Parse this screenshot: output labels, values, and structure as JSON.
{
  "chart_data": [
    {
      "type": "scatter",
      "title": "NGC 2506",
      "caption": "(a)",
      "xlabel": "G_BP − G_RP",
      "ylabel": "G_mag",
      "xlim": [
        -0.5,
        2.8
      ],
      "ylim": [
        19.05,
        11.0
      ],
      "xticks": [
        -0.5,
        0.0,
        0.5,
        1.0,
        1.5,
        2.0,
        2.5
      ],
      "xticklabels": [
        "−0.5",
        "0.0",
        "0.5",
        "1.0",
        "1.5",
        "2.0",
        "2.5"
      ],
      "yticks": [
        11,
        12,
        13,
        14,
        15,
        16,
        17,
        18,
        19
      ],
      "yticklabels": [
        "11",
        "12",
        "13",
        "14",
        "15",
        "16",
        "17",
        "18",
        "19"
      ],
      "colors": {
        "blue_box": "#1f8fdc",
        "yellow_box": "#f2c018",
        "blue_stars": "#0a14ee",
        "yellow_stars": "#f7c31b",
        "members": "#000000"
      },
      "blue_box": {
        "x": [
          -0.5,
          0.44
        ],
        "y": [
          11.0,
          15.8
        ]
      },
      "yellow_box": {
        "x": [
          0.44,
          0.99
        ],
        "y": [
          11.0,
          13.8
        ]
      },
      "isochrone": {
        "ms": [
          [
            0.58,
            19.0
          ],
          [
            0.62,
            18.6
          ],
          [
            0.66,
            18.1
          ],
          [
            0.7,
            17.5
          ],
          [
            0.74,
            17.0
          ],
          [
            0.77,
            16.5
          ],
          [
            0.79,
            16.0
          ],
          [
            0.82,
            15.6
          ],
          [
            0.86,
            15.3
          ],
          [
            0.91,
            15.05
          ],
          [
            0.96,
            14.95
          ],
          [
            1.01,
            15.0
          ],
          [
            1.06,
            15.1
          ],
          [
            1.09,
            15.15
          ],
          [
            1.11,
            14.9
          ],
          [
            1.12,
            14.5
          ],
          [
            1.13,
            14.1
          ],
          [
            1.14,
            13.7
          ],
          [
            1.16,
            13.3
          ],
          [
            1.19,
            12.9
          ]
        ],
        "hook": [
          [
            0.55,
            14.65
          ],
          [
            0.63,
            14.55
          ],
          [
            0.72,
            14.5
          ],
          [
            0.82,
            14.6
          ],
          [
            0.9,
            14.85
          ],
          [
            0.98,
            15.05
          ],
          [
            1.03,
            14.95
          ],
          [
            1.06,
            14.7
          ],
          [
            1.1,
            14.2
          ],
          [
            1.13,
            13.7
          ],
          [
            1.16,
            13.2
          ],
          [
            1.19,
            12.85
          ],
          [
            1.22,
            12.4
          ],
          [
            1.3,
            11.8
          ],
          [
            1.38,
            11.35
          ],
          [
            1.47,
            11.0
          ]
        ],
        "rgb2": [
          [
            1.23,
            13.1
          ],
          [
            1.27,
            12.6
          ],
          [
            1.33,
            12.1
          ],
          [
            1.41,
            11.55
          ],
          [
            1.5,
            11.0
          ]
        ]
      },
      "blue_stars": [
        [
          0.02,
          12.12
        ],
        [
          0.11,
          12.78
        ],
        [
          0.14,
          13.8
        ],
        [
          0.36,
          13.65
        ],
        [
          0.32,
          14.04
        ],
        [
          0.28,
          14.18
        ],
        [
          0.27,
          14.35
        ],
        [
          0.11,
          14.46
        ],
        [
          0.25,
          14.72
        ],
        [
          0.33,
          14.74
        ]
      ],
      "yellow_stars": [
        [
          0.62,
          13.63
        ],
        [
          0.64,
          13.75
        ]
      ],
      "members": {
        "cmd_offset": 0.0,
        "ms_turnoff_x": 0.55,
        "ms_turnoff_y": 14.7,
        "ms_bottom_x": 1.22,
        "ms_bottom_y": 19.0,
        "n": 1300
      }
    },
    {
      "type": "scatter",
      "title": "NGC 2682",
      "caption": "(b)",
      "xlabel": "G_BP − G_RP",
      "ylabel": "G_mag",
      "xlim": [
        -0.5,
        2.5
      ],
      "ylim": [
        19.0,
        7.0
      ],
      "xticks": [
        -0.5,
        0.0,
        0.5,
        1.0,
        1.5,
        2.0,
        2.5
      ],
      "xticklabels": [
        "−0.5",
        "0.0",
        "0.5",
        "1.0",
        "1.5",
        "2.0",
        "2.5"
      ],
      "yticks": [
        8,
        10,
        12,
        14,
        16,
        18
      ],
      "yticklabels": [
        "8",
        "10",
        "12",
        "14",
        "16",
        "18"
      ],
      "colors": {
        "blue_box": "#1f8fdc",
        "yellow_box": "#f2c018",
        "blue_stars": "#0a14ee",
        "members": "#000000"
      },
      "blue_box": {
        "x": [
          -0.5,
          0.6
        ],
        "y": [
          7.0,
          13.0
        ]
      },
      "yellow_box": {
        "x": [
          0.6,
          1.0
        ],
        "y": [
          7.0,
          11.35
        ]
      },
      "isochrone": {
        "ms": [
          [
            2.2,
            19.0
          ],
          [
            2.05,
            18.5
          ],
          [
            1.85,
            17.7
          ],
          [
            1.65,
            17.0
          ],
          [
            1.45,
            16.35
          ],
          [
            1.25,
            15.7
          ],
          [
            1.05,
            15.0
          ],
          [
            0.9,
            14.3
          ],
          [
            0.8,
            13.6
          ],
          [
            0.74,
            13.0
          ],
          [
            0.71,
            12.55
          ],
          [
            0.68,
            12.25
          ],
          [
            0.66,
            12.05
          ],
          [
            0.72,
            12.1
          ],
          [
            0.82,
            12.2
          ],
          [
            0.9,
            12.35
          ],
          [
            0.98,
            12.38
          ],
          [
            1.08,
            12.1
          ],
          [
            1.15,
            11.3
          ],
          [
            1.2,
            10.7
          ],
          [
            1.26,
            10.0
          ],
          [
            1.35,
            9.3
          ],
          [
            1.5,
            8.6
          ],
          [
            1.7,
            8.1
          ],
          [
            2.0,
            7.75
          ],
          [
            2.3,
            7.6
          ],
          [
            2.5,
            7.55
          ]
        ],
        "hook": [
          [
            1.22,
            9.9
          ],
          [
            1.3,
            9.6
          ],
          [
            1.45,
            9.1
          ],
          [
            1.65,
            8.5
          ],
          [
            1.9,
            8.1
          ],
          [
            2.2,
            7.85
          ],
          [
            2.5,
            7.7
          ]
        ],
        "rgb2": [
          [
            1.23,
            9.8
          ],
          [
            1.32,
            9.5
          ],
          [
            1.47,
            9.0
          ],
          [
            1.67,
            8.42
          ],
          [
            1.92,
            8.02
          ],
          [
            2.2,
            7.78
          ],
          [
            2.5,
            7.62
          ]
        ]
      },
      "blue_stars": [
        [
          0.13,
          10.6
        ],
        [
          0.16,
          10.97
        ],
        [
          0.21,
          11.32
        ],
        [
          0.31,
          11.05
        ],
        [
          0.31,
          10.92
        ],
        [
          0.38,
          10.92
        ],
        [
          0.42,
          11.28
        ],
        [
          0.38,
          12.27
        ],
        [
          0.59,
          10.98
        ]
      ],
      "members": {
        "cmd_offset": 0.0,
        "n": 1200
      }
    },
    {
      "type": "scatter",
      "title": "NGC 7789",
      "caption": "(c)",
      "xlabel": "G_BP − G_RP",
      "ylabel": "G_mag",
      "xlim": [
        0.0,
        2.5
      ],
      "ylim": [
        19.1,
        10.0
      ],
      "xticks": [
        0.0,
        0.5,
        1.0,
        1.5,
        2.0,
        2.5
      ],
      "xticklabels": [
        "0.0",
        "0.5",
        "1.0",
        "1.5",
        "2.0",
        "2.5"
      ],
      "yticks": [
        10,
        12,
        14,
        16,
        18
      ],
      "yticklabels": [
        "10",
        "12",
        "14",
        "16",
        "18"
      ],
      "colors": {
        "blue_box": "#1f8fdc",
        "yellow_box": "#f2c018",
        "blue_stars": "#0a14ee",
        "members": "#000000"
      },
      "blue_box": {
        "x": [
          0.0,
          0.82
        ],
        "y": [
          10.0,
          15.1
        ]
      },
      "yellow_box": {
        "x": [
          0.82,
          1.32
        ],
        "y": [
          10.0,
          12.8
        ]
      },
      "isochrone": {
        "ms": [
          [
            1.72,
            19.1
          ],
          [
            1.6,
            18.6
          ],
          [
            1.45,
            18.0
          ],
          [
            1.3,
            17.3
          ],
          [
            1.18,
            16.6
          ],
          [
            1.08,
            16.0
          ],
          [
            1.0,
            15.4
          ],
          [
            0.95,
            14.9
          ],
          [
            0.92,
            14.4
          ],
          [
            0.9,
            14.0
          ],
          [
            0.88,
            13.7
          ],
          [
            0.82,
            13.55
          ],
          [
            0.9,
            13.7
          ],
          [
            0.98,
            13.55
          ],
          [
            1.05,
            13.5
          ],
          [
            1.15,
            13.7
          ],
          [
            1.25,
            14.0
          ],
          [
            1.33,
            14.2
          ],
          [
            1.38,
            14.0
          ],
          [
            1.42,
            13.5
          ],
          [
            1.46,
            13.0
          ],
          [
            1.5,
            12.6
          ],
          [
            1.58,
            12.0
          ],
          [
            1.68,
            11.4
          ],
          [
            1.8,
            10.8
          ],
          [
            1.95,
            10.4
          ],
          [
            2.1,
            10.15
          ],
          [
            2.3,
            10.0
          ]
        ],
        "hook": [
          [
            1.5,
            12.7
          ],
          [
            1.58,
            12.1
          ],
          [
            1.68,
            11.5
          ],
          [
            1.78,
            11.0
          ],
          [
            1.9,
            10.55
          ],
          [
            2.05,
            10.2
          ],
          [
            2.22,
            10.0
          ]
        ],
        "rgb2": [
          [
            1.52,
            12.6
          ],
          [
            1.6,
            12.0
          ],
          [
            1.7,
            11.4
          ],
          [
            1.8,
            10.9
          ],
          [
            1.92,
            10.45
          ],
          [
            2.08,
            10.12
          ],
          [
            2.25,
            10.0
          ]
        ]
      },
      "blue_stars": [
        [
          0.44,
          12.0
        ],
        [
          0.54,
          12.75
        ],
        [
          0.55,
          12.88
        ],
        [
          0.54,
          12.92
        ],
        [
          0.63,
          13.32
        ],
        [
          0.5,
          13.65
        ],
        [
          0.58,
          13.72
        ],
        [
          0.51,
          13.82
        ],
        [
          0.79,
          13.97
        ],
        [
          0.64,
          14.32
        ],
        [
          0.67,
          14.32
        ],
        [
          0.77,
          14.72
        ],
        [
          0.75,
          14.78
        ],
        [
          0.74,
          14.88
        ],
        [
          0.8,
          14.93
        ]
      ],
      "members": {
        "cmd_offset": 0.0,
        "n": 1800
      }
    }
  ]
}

════════════════════

Search the listing for the string "title". Copy each line where it turns up.

§ **Answer below**:
      "title": "NGC 2506",
      "title": "NGC 2682",
      "title": "NGC 7789",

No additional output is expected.